**Task details**
Find the lines with the string "바랍니다" and return them.

**Records for this exercise**

++++++++++++++++++++

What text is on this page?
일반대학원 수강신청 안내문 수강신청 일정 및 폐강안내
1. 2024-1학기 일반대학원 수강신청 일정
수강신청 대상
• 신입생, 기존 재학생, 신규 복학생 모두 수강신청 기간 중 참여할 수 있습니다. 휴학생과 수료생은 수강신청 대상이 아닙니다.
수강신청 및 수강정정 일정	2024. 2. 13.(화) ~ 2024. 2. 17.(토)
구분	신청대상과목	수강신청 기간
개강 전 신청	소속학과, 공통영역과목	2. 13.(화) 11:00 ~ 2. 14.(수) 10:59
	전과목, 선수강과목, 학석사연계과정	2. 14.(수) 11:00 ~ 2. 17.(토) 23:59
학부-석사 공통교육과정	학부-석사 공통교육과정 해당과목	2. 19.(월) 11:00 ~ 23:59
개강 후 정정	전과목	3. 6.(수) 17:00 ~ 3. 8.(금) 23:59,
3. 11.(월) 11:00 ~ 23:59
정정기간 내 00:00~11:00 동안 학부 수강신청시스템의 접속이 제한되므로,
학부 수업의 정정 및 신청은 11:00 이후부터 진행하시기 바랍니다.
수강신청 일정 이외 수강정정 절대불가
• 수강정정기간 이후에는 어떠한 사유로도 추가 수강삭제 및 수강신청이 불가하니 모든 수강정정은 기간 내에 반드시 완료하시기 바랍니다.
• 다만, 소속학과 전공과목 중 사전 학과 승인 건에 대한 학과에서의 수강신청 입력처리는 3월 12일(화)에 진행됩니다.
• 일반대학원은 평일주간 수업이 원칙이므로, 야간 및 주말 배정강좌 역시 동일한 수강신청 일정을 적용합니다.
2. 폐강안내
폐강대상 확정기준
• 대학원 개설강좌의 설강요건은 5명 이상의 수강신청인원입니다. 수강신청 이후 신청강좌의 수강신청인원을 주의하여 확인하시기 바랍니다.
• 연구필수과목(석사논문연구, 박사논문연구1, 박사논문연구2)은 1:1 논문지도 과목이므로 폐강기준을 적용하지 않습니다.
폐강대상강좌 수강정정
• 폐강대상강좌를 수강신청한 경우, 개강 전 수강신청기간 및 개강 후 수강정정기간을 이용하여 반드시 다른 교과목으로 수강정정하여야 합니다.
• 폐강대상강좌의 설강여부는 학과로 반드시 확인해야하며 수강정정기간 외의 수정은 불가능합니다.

++++++++++++++++++++

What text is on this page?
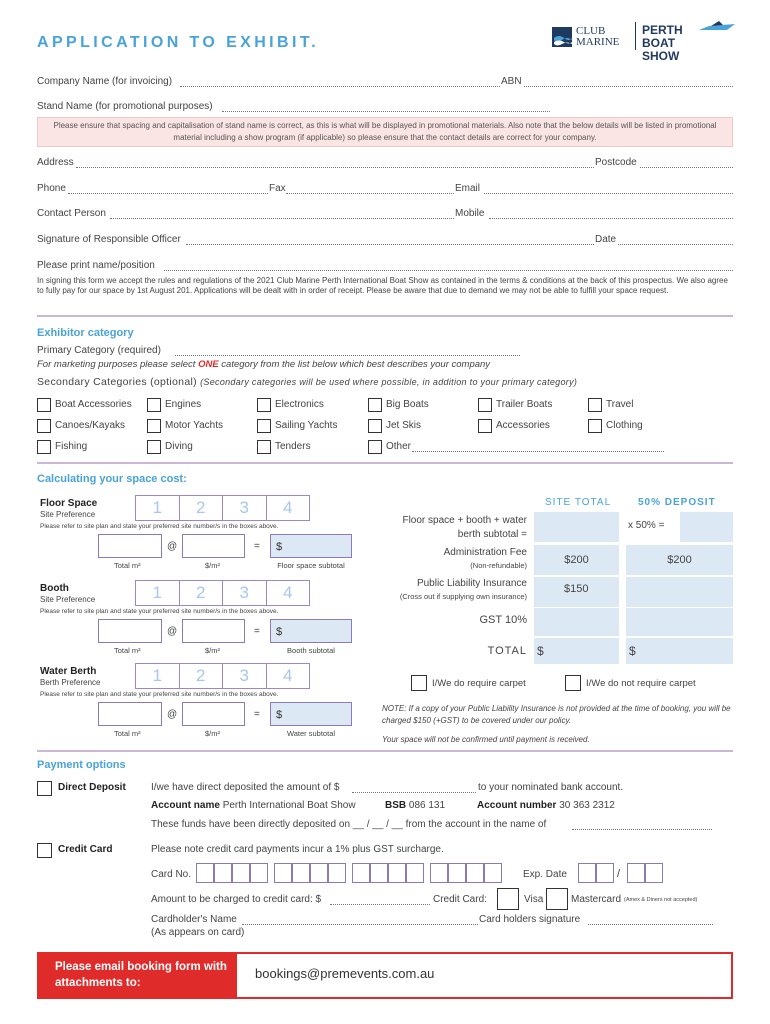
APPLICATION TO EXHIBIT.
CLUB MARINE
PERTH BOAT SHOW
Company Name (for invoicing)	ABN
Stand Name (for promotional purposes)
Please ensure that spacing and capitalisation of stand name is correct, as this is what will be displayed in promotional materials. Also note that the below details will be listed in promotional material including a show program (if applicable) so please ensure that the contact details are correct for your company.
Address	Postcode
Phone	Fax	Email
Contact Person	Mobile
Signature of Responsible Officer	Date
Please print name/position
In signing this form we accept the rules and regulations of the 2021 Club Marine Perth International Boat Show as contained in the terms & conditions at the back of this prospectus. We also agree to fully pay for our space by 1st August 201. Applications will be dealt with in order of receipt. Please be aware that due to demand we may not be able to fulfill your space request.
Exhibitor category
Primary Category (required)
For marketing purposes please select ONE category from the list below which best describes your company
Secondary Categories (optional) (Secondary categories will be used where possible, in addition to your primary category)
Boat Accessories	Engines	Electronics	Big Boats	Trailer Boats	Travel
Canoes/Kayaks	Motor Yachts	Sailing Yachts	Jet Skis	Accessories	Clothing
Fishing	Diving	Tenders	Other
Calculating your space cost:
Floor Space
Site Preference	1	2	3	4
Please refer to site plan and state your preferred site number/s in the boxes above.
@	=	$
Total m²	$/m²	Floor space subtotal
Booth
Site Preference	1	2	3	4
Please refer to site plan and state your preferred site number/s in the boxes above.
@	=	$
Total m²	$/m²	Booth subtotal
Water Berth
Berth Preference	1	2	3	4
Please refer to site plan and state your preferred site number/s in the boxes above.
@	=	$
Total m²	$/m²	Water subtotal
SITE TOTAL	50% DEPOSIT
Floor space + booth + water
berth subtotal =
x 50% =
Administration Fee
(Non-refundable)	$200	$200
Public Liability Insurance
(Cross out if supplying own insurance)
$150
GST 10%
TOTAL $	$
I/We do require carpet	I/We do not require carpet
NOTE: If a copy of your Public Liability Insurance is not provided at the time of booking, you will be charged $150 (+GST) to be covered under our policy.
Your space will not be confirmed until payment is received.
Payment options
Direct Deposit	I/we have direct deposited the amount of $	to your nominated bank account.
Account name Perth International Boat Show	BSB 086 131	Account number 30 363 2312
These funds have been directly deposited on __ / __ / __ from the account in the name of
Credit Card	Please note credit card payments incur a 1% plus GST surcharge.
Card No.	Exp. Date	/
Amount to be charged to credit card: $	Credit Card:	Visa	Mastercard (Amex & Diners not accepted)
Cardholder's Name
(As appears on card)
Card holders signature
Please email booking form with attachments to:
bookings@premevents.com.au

++++++++++++++++++++

**Expected output**
학부 수업의 정정 및 신청은 11:00 이후부터 진행하시기 바랍니다.
• 수강정정기간 이후에는 어떠한 사유로도 추가 수강삭제 및 수강신청이 불가하니 모든 수강정정은 기간 내에 반드시 완료하시기 바랍니다.
• 대학원 개설강좌의 설강요건은 5명 이상의 수강신청인원입니다. 수강신청 이후 신청강좌의 수강신청인원을 주의하여 확인하시기 바랍니다.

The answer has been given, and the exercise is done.